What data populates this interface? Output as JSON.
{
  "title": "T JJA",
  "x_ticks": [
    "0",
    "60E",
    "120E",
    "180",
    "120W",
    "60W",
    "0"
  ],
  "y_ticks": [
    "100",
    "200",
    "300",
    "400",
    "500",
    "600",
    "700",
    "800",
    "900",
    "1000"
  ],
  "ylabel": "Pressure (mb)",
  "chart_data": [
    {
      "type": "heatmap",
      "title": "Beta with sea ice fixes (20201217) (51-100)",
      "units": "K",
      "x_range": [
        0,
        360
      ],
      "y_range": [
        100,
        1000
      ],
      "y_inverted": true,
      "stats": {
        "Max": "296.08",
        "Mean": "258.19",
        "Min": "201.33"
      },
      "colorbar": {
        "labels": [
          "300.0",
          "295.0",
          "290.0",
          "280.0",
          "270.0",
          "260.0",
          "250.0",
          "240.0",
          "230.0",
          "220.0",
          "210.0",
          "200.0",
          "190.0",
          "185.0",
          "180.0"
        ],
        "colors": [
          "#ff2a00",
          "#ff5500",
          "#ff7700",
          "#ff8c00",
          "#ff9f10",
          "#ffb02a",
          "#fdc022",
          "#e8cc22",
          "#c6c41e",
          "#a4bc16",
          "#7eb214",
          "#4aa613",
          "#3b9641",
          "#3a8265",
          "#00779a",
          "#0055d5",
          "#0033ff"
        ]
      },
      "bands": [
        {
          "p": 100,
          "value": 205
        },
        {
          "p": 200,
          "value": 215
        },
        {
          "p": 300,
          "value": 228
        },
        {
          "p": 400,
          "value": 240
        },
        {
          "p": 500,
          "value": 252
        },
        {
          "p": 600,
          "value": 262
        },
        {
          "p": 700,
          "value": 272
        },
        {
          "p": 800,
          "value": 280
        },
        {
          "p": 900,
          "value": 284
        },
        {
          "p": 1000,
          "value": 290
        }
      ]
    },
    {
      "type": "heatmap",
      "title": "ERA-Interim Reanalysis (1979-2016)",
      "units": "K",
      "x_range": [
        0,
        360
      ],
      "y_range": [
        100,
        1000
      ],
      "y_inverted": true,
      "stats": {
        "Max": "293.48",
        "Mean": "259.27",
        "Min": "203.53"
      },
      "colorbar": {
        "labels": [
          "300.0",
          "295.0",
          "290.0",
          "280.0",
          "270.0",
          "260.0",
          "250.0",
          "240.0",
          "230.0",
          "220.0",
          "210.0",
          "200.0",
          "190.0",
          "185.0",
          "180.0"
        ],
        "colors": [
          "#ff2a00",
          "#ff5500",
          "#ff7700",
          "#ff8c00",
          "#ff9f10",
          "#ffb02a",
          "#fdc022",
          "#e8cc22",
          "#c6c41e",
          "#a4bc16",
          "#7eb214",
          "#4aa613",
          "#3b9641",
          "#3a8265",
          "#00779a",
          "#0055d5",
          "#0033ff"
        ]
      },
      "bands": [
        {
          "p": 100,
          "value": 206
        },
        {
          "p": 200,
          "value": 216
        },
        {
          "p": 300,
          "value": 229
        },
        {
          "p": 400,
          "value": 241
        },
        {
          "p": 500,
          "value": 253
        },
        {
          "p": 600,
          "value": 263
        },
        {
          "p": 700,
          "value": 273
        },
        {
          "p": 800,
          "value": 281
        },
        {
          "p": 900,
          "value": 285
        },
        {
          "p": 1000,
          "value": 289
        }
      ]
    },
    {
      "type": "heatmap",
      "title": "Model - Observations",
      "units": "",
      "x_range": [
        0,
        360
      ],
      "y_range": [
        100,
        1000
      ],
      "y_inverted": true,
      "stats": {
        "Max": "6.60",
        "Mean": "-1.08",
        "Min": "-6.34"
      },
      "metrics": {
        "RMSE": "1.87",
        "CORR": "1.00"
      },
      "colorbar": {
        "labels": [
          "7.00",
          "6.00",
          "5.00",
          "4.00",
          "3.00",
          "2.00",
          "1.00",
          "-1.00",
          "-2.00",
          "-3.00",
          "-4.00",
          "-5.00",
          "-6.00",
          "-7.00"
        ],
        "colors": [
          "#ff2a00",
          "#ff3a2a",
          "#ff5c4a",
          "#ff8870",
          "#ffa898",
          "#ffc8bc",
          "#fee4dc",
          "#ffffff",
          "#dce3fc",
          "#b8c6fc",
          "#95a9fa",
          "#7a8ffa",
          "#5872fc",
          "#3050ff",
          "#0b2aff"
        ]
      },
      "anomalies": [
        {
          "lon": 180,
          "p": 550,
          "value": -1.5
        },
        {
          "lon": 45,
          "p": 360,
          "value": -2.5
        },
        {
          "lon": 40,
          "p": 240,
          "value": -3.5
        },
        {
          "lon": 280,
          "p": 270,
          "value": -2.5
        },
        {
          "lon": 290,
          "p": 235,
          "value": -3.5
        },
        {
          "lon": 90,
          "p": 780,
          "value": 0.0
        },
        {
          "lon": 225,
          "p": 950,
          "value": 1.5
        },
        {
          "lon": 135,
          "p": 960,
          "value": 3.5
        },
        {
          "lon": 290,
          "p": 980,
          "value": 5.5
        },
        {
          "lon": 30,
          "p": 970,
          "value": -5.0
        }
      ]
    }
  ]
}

---*---

## Stated task
Copy, from the material above, each line in which the string "title" occurs.

## Answer
  "title": "T JJA",
      "title": "Beta with sea ice fixes (20201217) (51-100)",
      "title": "ERA-Interim Reanalysis (1979-2016)",
      "title": "Model - Observations",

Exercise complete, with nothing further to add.